Saved entries —
· · · ·
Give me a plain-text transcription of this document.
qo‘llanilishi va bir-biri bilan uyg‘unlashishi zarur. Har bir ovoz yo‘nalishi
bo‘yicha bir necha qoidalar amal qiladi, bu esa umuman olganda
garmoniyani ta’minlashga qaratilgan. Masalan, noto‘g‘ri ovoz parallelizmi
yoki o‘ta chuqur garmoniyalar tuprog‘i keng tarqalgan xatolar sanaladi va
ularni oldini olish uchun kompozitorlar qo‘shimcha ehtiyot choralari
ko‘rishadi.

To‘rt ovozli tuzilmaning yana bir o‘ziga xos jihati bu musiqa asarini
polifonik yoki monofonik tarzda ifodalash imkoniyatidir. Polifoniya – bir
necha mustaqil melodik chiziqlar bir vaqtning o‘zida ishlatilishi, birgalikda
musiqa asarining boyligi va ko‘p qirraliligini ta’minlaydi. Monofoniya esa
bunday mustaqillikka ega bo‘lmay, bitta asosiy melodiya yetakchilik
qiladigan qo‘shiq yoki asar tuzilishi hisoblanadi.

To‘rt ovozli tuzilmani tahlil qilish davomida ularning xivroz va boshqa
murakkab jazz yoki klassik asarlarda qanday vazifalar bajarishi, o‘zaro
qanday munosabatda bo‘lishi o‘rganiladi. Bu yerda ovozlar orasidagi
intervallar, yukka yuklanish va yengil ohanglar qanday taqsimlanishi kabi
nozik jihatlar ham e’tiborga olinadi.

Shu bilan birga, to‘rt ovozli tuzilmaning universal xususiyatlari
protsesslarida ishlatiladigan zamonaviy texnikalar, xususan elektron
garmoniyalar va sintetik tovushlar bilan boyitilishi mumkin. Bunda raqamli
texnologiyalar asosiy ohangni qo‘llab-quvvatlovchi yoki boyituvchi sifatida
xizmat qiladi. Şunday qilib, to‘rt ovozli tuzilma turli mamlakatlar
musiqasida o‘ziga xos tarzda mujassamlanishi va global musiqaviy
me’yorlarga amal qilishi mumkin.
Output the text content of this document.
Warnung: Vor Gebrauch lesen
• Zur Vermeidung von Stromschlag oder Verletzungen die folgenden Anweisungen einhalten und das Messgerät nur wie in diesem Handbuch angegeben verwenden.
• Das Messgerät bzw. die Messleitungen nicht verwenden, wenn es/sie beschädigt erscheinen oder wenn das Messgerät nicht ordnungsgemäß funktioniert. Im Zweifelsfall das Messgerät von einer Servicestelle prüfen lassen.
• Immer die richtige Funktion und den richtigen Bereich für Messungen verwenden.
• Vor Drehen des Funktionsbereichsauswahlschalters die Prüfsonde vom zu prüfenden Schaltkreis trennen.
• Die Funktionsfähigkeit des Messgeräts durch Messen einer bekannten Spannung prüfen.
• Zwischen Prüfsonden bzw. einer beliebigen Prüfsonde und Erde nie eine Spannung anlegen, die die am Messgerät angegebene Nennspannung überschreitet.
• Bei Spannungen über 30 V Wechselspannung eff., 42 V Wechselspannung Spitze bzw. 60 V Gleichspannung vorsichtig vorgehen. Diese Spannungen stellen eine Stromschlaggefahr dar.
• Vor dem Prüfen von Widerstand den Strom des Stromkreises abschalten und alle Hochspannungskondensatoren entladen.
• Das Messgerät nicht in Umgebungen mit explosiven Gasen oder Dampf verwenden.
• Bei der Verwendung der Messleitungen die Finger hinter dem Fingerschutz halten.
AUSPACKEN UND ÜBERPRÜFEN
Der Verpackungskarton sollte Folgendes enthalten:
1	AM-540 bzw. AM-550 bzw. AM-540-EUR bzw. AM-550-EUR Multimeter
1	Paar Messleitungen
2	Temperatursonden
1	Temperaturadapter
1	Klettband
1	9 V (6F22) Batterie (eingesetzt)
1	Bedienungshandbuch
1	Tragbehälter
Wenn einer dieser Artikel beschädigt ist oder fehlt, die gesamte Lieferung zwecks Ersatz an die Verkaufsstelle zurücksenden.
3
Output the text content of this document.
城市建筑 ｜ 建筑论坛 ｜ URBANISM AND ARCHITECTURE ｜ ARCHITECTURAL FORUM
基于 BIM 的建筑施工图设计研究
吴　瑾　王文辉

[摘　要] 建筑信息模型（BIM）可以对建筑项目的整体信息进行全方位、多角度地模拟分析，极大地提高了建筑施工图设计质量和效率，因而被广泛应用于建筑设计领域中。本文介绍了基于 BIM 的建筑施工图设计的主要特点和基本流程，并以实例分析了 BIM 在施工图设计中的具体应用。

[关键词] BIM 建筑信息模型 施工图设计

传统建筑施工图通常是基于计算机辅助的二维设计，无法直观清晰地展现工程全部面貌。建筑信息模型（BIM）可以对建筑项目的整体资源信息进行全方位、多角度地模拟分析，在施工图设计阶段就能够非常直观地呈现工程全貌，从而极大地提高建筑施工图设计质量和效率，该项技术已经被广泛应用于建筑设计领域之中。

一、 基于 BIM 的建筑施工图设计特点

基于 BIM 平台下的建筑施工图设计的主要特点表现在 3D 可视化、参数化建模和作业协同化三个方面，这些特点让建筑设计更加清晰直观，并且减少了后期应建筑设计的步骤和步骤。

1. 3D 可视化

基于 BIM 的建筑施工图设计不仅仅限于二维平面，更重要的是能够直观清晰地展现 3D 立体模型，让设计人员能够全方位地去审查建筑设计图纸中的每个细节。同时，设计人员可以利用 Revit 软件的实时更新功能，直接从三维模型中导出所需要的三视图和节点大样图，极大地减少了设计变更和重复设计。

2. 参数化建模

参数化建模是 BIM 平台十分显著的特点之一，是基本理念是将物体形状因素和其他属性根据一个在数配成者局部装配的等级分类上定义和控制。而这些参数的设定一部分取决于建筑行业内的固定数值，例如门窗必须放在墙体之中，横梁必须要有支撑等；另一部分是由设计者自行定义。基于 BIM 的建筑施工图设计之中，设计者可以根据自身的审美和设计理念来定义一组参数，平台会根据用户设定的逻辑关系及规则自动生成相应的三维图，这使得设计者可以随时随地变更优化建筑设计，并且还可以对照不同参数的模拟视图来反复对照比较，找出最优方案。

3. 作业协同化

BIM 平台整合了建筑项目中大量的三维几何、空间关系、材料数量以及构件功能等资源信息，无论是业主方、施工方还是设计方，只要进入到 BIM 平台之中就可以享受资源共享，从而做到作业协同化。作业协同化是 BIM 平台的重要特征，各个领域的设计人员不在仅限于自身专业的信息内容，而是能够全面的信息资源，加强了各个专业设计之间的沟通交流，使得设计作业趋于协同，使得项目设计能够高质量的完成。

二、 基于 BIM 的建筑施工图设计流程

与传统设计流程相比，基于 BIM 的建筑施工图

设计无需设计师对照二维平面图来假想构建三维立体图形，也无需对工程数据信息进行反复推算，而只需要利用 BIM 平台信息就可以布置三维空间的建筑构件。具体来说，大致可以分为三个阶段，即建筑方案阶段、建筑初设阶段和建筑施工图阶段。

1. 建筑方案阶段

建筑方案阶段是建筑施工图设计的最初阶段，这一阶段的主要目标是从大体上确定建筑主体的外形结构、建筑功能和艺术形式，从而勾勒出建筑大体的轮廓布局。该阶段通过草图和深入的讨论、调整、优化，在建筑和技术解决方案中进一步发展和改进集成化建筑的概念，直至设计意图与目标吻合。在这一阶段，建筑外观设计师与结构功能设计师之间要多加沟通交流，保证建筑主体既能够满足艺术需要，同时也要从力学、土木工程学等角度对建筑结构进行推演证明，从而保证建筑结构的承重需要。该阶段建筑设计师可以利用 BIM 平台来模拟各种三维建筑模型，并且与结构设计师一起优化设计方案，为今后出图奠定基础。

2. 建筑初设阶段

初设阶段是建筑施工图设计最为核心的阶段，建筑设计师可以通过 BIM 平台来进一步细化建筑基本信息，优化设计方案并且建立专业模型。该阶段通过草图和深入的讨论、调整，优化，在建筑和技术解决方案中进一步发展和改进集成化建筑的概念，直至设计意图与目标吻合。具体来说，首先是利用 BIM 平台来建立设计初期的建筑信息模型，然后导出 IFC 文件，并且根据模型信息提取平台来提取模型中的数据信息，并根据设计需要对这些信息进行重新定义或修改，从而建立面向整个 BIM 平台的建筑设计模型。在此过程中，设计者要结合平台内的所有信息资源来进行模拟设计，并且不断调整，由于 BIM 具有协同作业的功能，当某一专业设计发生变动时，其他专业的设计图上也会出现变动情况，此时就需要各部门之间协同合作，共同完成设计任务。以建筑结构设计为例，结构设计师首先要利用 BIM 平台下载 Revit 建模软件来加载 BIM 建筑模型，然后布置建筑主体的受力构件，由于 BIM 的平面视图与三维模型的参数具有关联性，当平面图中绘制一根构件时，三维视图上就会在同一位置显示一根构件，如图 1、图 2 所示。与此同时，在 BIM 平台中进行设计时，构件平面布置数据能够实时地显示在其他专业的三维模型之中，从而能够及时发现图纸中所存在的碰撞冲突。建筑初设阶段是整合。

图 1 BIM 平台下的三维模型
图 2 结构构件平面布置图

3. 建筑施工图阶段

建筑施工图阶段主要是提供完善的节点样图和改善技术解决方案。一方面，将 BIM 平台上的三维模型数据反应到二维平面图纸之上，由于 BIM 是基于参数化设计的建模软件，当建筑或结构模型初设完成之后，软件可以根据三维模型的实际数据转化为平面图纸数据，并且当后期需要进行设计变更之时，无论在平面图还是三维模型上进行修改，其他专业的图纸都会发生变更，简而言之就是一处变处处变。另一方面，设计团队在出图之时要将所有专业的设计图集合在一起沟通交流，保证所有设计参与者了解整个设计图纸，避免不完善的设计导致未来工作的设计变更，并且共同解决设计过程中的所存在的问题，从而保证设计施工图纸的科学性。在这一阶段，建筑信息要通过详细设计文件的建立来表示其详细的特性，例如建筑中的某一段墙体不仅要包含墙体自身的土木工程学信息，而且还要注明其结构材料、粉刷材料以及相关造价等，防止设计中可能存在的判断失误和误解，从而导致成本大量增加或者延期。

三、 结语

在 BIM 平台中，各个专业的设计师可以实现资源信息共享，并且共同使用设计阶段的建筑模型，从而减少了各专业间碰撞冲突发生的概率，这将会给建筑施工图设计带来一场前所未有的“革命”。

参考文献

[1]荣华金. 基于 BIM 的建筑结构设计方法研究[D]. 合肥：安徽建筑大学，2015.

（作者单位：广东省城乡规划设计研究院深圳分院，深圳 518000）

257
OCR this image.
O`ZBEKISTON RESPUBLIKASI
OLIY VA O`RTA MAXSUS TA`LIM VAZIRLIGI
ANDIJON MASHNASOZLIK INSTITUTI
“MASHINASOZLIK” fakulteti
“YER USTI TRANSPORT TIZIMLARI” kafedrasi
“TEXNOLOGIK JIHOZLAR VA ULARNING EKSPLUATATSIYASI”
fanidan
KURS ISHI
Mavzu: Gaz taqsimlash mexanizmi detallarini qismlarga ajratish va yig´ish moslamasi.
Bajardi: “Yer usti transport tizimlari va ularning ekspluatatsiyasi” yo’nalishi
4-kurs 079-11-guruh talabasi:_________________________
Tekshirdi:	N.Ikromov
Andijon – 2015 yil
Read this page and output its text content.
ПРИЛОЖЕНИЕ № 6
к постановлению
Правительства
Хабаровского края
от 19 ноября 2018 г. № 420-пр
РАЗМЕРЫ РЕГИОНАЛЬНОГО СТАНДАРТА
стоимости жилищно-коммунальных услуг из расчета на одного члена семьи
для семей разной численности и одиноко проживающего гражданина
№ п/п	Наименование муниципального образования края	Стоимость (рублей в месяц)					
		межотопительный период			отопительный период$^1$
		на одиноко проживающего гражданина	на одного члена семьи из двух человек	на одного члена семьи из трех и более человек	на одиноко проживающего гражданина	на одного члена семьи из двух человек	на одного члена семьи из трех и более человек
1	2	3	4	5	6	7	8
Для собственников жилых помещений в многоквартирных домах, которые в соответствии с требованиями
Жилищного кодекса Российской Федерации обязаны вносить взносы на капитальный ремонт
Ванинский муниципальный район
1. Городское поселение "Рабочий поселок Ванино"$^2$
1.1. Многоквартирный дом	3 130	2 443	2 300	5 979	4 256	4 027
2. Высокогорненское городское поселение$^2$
· · · ·
Your goal —
The string "bilan" may appear in lines of the listing above; tally those lines and give the number only.

Written answer —
3